Among these lines, how many include "manuelle"? Answer only with the number.

===== Data records =====

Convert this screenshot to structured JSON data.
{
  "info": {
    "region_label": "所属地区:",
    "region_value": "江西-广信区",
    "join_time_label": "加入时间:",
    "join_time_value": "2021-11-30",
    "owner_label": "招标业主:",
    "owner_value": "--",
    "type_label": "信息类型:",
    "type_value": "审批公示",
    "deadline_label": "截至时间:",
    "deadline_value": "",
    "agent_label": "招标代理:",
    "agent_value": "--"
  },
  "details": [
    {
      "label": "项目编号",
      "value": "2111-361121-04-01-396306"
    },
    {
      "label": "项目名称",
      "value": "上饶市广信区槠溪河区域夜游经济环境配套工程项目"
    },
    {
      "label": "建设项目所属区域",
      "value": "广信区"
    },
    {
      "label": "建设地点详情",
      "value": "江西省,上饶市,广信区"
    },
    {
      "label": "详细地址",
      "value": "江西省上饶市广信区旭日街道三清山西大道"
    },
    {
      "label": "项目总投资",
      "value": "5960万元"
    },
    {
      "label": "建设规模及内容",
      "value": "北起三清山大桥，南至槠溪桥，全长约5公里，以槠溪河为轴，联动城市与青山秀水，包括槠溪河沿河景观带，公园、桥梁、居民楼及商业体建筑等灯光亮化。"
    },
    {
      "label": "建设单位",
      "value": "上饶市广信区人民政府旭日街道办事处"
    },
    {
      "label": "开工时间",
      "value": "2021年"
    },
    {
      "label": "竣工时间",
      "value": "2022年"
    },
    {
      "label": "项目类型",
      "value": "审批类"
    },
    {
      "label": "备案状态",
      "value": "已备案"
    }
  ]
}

=====
===== Data records =====

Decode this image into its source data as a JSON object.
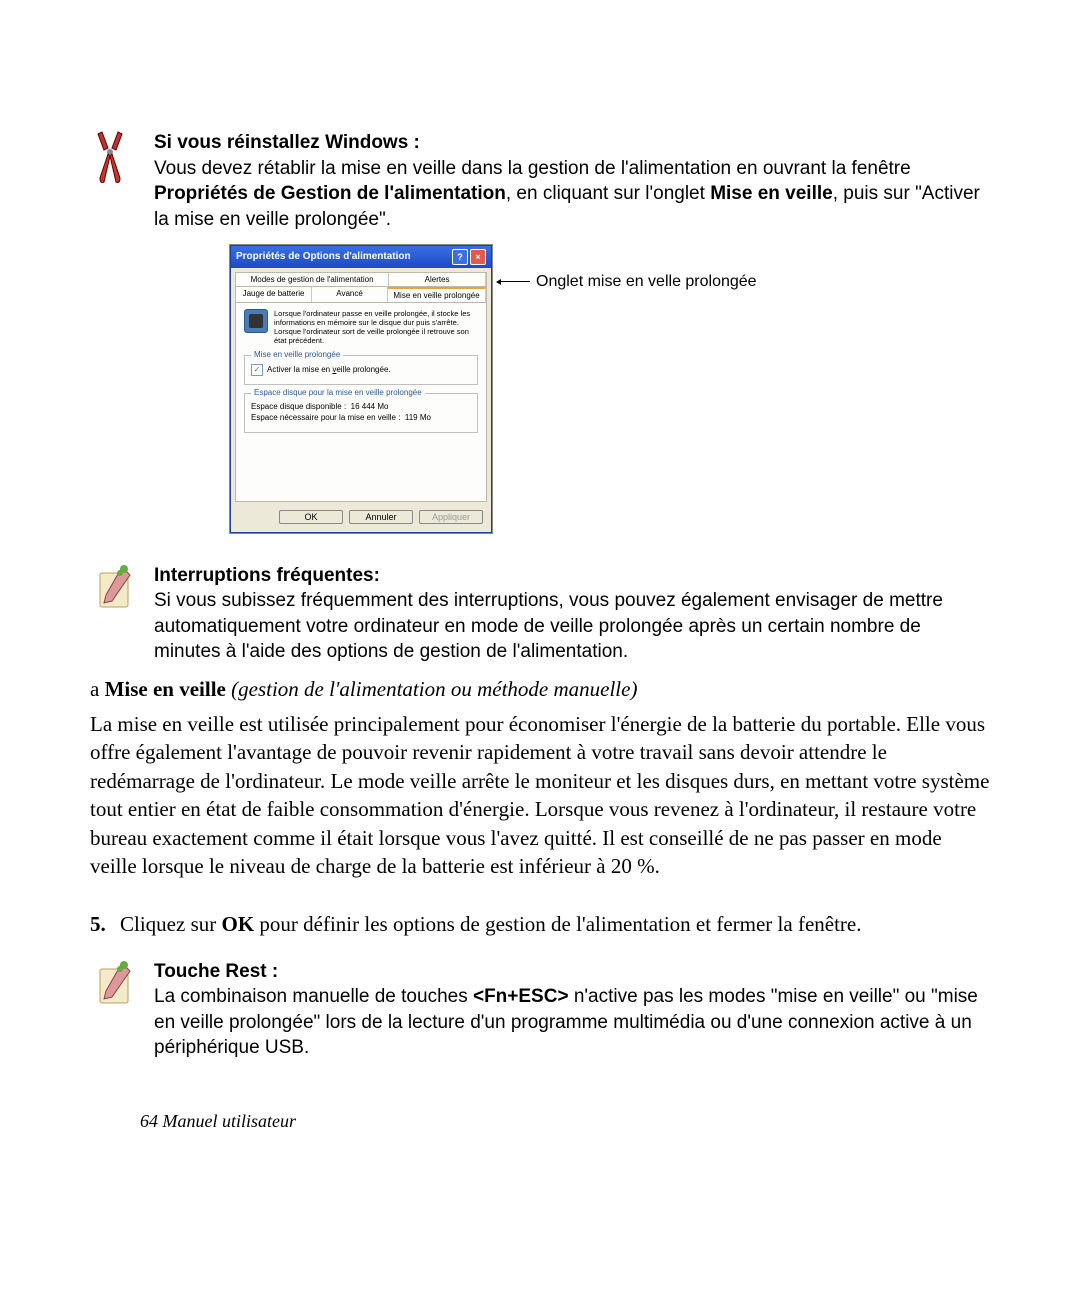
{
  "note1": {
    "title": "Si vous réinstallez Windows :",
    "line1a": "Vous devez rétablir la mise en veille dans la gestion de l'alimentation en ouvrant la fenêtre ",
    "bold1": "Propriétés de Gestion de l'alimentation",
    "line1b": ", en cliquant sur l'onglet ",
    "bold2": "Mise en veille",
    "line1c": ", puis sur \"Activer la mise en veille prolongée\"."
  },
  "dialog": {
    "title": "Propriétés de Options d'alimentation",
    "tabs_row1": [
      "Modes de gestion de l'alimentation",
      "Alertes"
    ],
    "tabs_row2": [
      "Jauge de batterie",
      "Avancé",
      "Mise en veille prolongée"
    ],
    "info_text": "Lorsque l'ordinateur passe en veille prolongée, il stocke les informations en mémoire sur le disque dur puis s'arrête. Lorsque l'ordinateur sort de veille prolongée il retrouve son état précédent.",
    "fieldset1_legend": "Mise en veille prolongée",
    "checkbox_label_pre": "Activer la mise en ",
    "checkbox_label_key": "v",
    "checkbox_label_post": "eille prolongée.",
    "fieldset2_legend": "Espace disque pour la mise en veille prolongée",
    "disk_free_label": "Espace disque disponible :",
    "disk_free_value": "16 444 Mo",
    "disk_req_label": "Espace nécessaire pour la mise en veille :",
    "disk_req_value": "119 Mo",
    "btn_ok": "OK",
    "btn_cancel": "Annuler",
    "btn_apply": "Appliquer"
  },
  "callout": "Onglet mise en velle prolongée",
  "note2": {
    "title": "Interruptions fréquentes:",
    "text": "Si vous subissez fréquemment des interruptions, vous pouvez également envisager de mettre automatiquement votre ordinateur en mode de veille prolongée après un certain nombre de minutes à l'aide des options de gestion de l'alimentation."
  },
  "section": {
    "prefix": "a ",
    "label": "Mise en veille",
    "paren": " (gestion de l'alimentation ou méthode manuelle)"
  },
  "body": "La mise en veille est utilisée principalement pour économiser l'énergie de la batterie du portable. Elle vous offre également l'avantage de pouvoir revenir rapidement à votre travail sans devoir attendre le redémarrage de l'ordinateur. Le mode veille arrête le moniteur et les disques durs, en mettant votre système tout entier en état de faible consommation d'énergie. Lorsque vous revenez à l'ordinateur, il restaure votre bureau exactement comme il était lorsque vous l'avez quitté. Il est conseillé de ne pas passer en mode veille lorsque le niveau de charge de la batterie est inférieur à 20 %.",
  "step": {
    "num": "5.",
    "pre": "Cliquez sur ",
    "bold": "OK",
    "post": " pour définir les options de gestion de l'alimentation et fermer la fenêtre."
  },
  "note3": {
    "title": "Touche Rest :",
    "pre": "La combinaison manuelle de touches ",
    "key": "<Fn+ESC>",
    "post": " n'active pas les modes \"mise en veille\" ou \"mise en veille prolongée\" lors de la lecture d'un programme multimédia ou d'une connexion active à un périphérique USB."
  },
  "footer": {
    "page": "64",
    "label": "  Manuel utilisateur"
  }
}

=====
===== Data records =====

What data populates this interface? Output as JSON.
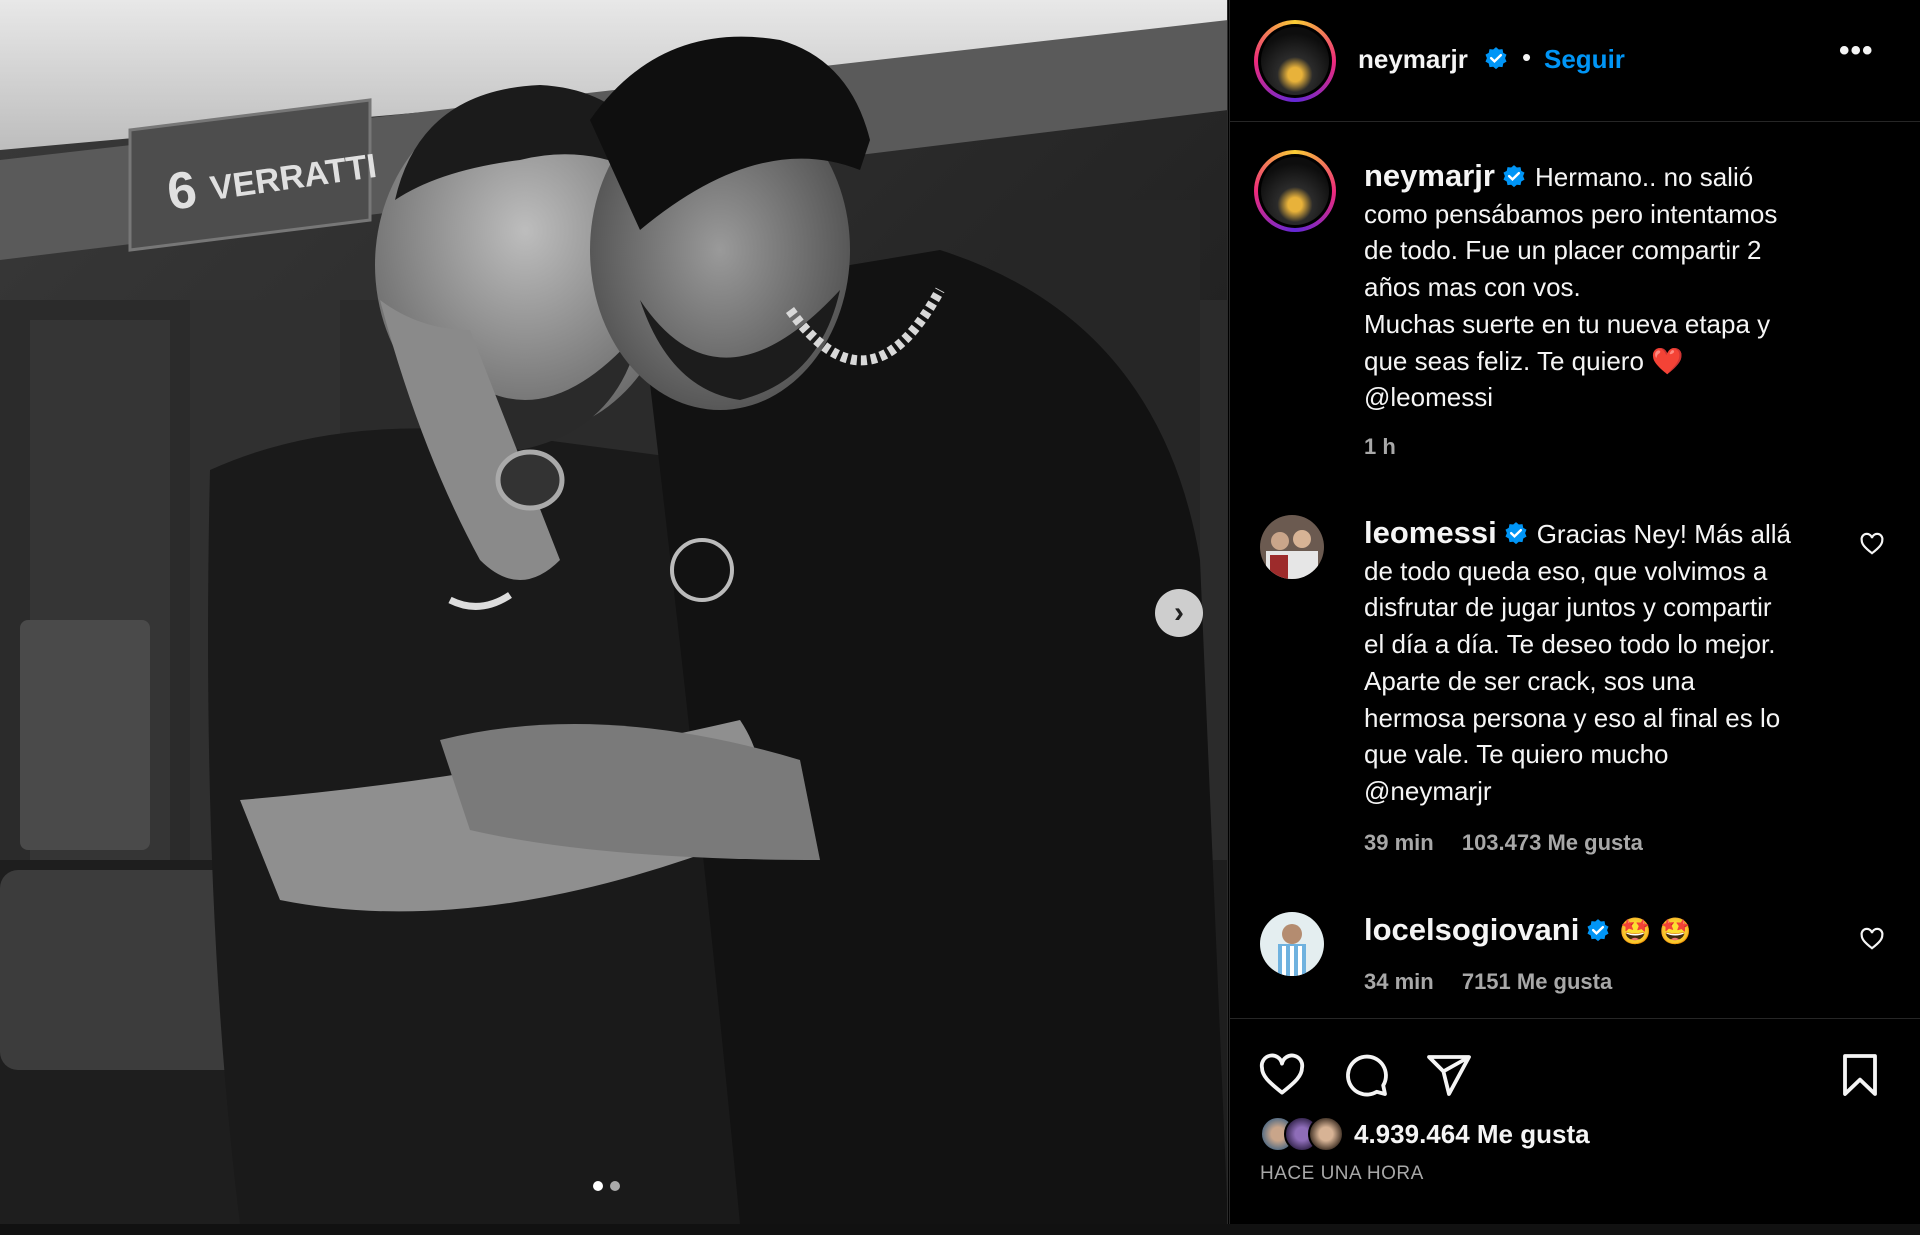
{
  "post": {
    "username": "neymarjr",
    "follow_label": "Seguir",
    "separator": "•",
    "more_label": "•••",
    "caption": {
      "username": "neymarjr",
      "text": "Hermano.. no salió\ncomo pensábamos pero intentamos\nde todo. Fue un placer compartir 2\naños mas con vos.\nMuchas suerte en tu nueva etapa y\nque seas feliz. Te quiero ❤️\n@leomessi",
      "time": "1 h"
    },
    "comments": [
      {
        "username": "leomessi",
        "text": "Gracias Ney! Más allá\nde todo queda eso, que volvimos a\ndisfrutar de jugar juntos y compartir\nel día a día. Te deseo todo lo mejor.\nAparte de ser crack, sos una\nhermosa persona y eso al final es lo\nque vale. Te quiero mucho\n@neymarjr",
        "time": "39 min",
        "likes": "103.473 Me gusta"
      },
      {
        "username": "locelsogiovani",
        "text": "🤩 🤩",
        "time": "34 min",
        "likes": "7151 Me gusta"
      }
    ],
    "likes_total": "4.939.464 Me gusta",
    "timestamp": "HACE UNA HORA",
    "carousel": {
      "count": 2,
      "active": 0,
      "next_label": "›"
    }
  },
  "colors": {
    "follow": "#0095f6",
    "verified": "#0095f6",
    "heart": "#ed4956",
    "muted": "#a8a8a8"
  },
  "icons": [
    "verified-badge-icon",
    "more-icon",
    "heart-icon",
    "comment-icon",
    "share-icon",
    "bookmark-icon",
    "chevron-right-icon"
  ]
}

=====

**Full answer:**
2